(Stored records)

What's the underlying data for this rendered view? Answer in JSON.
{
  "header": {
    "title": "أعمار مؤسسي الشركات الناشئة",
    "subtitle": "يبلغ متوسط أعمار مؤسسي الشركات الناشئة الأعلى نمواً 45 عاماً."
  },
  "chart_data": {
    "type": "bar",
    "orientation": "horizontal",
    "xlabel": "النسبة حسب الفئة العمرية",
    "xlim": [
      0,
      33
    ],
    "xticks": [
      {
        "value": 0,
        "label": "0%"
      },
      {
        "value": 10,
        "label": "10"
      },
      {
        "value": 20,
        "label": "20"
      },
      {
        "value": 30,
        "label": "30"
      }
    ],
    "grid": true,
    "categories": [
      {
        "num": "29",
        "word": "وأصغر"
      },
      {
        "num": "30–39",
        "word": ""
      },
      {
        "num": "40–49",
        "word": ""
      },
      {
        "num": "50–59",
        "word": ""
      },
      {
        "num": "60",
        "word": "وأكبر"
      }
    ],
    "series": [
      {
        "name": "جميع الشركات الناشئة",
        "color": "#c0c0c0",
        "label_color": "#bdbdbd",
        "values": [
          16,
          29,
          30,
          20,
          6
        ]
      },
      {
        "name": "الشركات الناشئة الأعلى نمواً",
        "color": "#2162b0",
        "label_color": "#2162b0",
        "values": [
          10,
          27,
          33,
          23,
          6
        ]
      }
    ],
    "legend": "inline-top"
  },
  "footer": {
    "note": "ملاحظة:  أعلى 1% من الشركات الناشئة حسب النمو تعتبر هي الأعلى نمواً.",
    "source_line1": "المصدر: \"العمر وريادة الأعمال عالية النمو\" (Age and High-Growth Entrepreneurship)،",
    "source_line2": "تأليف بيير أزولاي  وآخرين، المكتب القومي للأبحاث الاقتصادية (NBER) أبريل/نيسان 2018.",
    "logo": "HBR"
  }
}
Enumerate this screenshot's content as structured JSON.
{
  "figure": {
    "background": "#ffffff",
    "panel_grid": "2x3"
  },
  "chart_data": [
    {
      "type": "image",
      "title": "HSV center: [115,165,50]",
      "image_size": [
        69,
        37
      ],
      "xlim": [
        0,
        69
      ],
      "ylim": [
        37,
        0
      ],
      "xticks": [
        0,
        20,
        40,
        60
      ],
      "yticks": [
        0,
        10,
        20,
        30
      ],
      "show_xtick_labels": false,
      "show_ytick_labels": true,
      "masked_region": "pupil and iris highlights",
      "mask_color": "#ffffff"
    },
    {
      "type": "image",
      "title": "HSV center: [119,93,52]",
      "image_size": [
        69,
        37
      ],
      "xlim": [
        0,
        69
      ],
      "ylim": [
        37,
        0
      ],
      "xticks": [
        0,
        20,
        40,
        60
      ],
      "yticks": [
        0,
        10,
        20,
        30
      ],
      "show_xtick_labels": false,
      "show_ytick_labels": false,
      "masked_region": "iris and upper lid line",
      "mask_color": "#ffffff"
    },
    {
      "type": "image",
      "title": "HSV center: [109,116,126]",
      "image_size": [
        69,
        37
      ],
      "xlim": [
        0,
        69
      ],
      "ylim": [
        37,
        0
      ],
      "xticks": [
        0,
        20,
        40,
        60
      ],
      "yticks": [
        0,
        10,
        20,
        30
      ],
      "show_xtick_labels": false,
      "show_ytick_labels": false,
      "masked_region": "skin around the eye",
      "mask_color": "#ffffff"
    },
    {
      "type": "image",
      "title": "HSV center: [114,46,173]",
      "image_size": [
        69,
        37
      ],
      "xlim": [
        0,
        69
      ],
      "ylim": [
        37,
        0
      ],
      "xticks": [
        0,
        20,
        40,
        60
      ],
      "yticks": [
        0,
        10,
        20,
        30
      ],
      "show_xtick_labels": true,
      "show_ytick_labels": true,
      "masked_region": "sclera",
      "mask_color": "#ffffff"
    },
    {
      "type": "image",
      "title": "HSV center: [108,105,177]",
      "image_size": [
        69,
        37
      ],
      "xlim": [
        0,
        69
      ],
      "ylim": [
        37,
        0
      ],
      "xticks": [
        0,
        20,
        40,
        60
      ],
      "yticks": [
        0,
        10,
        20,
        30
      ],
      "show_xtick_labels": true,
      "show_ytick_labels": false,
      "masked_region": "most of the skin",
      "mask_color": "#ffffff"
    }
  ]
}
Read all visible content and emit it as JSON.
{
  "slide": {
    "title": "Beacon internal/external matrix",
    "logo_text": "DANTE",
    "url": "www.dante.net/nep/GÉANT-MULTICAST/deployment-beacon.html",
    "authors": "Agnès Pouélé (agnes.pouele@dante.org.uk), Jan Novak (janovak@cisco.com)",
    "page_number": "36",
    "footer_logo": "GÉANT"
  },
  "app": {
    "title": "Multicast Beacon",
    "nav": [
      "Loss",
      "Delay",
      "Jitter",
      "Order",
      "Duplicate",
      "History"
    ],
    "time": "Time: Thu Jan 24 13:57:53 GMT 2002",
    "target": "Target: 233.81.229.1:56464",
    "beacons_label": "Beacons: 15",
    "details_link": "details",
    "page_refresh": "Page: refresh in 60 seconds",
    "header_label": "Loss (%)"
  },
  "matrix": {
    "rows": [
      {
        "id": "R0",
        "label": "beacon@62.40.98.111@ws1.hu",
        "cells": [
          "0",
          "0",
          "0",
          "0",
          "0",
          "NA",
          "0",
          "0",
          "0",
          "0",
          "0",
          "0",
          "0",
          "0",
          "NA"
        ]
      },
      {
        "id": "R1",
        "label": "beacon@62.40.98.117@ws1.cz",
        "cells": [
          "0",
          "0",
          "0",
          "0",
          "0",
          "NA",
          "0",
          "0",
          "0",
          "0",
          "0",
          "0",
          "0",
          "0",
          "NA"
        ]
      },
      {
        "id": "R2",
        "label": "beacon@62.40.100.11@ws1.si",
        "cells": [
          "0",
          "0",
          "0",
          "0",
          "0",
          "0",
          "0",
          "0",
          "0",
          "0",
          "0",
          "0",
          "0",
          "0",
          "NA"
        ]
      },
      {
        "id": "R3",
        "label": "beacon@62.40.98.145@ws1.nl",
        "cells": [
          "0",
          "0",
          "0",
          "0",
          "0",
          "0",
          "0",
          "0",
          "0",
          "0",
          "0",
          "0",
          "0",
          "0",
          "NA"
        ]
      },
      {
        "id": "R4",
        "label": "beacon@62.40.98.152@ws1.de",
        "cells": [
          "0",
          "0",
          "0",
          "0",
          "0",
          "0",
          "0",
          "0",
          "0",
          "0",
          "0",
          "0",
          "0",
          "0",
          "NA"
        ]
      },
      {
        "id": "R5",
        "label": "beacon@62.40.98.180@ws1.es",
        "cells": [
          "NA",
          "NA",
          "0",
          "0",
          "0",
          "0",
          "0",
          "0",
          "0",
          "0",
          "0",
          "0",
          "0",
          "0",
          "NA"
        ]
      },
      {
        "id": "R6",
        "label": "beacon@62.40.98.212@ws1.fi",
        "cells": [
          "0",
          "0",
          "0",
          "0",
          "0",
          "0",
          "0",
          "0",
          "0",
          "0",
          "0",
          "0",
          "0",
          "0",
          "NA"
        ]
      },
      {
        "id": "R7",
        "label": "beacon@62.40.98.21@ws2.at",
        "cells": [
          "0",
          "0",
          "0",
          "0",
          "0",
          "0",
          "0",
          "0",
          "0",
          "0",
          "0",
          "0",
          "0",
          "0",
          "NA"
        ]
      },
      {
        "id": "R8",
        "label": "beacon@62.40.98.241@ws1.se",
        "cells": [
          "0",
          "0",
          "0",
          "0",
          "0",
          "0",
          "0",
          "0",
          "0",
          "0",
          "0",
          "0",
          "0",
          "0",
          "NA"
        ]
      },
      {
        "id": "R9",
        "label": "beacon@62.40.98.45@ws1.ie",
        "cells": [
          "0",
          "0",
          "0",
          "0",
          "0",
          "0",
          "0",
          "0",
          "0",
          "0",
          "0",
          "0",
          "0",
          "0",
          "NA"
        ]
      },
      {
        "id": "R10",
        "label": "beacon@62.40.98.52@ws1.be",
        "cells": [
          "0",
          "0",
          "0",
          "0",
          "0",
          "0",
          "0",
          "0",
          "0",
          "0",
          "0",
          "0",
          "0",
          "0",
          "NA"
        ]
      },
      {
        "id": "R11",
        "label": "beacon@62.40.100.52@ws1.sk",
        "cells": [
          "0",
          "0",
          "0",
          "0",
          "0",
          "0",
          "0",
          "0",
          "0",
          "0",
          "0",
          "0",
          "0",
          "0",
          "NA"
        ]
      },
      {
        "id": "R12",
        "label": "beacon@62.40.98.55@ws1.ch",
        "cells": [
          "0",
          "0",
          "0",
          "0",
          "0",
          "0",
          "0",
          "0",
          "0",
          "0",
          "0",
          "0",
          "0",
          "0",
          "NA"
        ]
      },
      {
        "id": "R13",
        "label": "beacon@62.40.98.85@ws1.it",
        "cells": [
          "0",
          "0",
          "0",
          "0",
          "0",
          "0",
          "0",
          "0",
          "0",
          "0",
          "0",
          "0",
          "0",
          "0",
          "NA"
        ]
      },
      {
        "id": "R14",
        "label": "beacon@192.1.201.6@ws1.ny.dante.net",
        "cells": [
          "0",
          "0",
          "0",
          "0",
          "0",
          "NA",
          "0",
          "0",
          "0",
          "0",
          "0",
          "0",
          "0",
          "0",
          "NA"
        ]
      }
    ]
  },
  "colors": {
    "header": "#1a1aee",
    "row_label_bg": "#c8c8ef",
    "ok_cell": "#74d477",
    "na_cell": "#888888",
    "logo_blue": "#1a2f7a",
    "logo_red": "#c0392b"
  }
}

Requirement: Exactly how many lines contain "JSON"? State the number and nothing else.

Task solution: 3